◆ **Goal**: Say only how many lines contain the word "title".

◆ **Supplied records**:

(begin)

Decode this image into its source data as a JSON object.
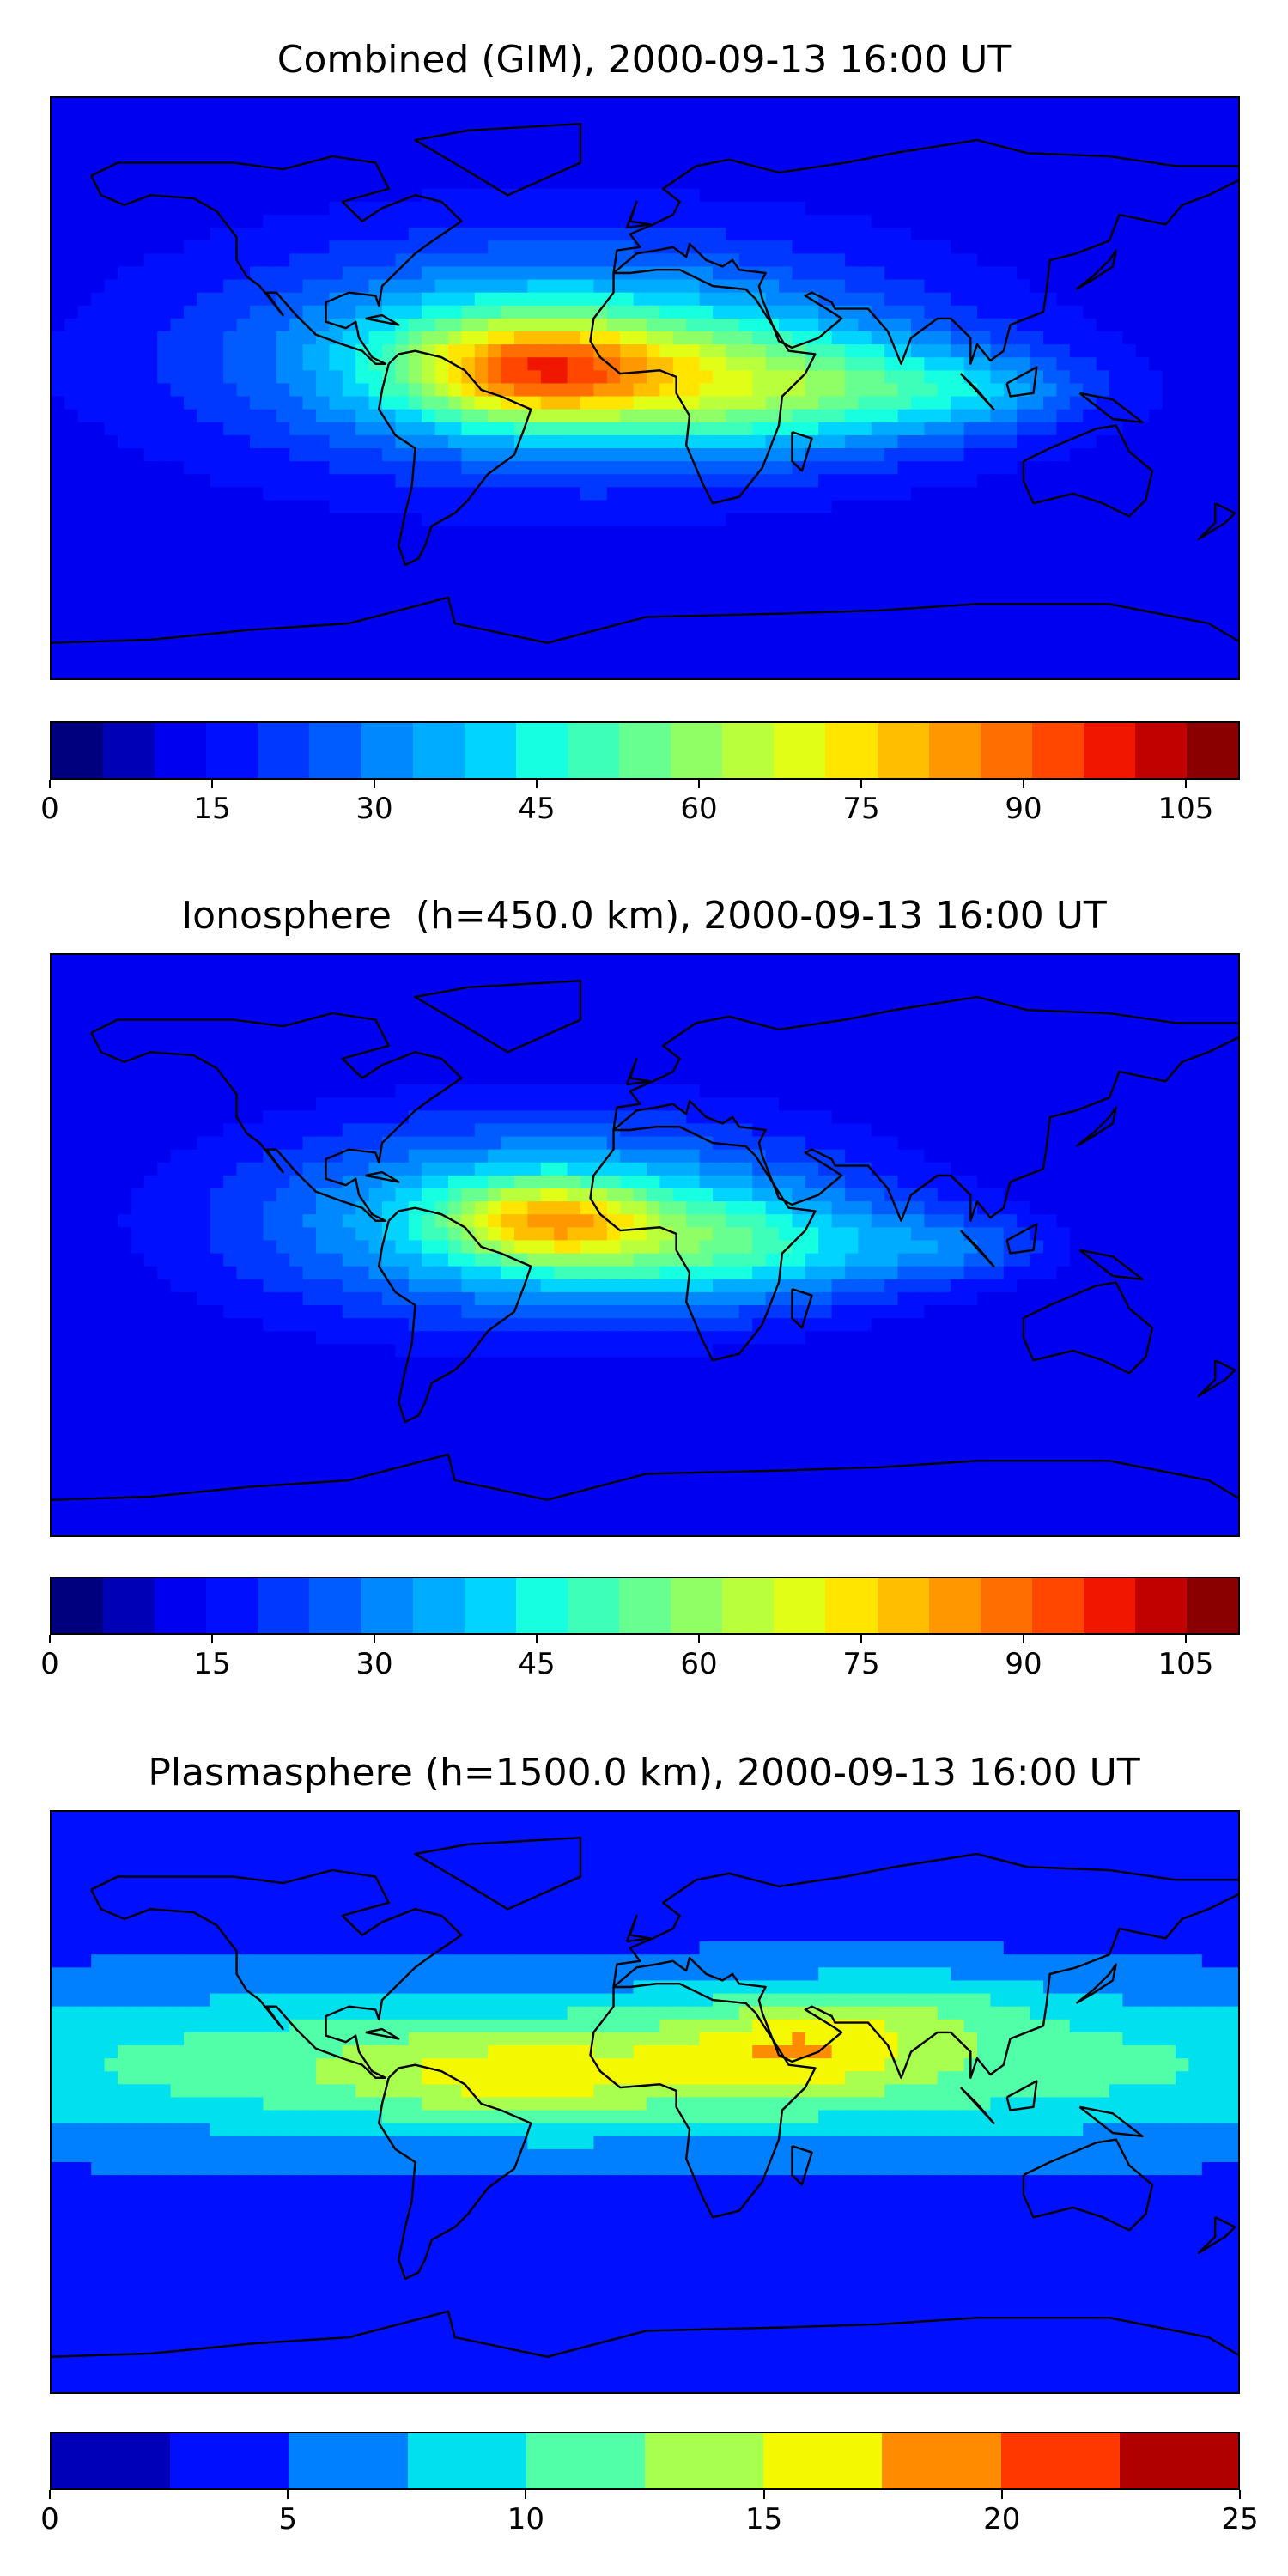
{
  "panels": [
    {
      "title": "Combined (GIM), 2000-09-13 16:00 UT",
      "colorbar": {
        "min": 0,
        "max": 110,
        "step": 5,
        "colors": [
          "#00007f",
          "#0000b6",
          "#0000f1",
          "#0010ff",
          "#0038ff",
          "#005cff",
          "#0088ff",
          "#00acff",
          "#00d4ff",
          "#16ffe1",
          "#3dffba",
          "#66ff90",
          "#90ff66",
          "#baff3c",
          "#e1ff16",
          "#ffe500",
          "#ffbe00",
          "#ff9800",
          "#ff6e00",
          "#ff4700",
          "#f11600",
          "#c10000",
          "#8a0000"
        ],
        "tick_labels": [
          "0",
          "15",
          "30",
          "45",
          "60",
          "75",
          "90",
          "105"
        ]
      },
      "field": {
        "background_level": 12,
        "blobs": [
          {
            "lon": -25,
            "lat": 10,
            "rlon": 95,
            "rlat": 32,
            "amp": 42
          },
          {
            "lon": -35,
            "lat": 6,
            "rlon": 38,
            "rlat": 15,
            "amp": 42
          },
          {
            "lon": 40,
            "lat": 0,
            "rlon": 60,
            "rlat": 18,
            "amp": 30
          },
          {
            "lon": 100,
            "lat": 0,
            "rlon": 35,
            "rlat": 12,
            "amp": 15
          }
        ]
      }
    },
    {
      "title": "Ionosphere  (h=450.0 km), 2000-09-13 16:00 UT",
      "colorbar": {
        "min": 0,
        "max": 110,
        "step": 5,
        "colors": [
          "#00007f",
          "#0000b6",
          "#0000f1",
          "#0010ff",
          "#0038ff",
          "#005cff",
          "#0088ff",
          "#00acff",
          "#00d4ff",
          "#16ffe1",
          "#3dffba",
          "#66ff90",
          "#90ff66",
          "#baff3c",
          "#e1ff16",
          "#ffe500",
          "#ffbe00",
          "#ff9800",
          "#ff6e00",
          "#ff4700",
          "#f11600",
          "#c10000",
          "#8a0000"
        ],
        "tick_labels": [
          "0",
          "15",
          "30",
          "45",
          "60",
          "75",
          "90",
          "105"
        ]
      },
      "field": {
        "background_level": 10,
        "blobs": [
          {
            "lon": -30,
            "lat": 8,
            "rlon": 90,
            "rlat": 30,
            "amp": 38
          },
          {
            "lon": -30,
            "lat": 8,
            "rlon": 30,
            "rlat": 12,
            "amp": 35
          },
          {
            "lon": 30,
            "lat": 0,
            "rlon": 55,
            "rlat": 16,
            "amp": 22
          },
          {
            "lon": 95,
            "lat": 0,
            "rlon": 28,
            "rlat": 10,
            "amp": 12
          }
        ]
      }
    },
    {
      "title": "Plasmasphere (h=1500.0 km), 2000-09-13 16:00 UT",
      "colorbar": {
        "min": 0,
        "max": 25,
        "step": 2.5,
        "colors": [
          "#0000b8",
          "#0010ff",
          "#0080ff",
          "#00e0ef",
          "#50ffa8",
          "#a8ff50",
          "#f4f800",
          "#ff8c00",
          "#ff3800",
          "#b00000"
        ],
        "tick_labels": [
          "0",
          "5",
          "10",
          "15",
          "20",
          "25"
        ]
      },
      "field": {
        "background_level": 4,
        "blobs": [
          {
            "lon": 0,
            "lat": 12,
            "rlon": 260,
            "rlat": 24,
            "amp": 9
          },
          {
            "lon": -40,
            "lat": 8,
            "rlon": 50,
            "rlat": 12,
            "amp": 4
          },
          {
            "lon": 45,
            "lat": 18,
            "rlon": 35,
            "rlat": 14,
            "amp": 5
          },
          {
            "lon": 80,
            "lat": 30,
            "rlon": 40,
            "rlat": 12,
            "amp": 3
          }
        ]
      }
    }
  ]
}
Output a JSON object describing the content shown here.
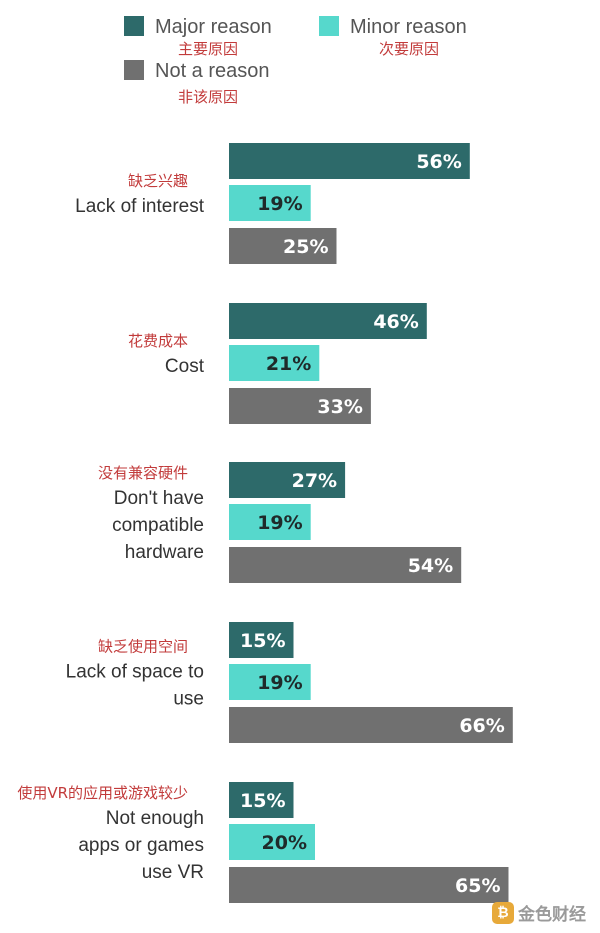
{
  "chart_data": {
    "type": "bar",
    "orientation": "horizontal",
    "legend": [
      {
        "name": "Major reason",
        "name_zh": "主要原因",
        "color": "#2d6a6a"
      },
      {
        "name": "Minor reason",
        "name_zh": "次要原因",
        "color": "#56d8cc"
      },
      {
        "name": "Not a reason",
        "name_zh": "非该原因",
        "color": "#707070"
      }
    ],
    "categories": [
      {
        "en": [
          "Lack of interest"
        ],
        "zh": "缺乏兴趣"
      },
      {
        "en": [
          "Cost"
        ],
        "zh": "花费成本"
      },
      {
        "en": [
          "Don't have",
          "compatible",
          "hardware"
        ],
        "zh": "没有兼容硬件"
      },
      {
        "en": [
          "Lack of space to",
          "use"
        ],
        "zh": "缺乏使用空间"
      },
      {
        "en": [
          "Not enough",
          "apps or games",
          "use VR"
        ],
        "zh": "使用VR的应用或游戏较少"
      }
    ],
    "series": [
      {
        "name": "Major reason",
        "values": [
          56,
          46,
          27,
          15,
          15
        ]
      },
      {
        "name": "Minor reason",
        "values": [
          19,
          21,
          19,
          19,
          20
        ]
      },
      {
        "name": "Not a reason",
        "values": [
          25,
          33,
          54,
          66,
          65
        ]
      }
    ],
    "value_suffix": "%"
  },
  "watermark": {
    "text": "金色财经",
    "logo": "₿"
  }
}
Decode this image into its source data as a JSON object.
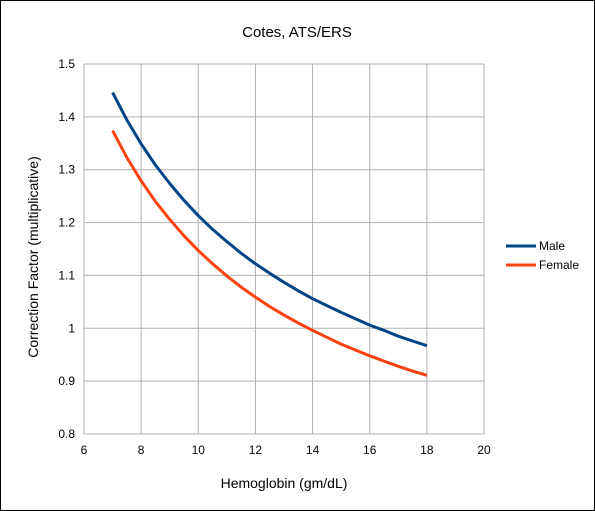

(end)

◆ **Solution**: 3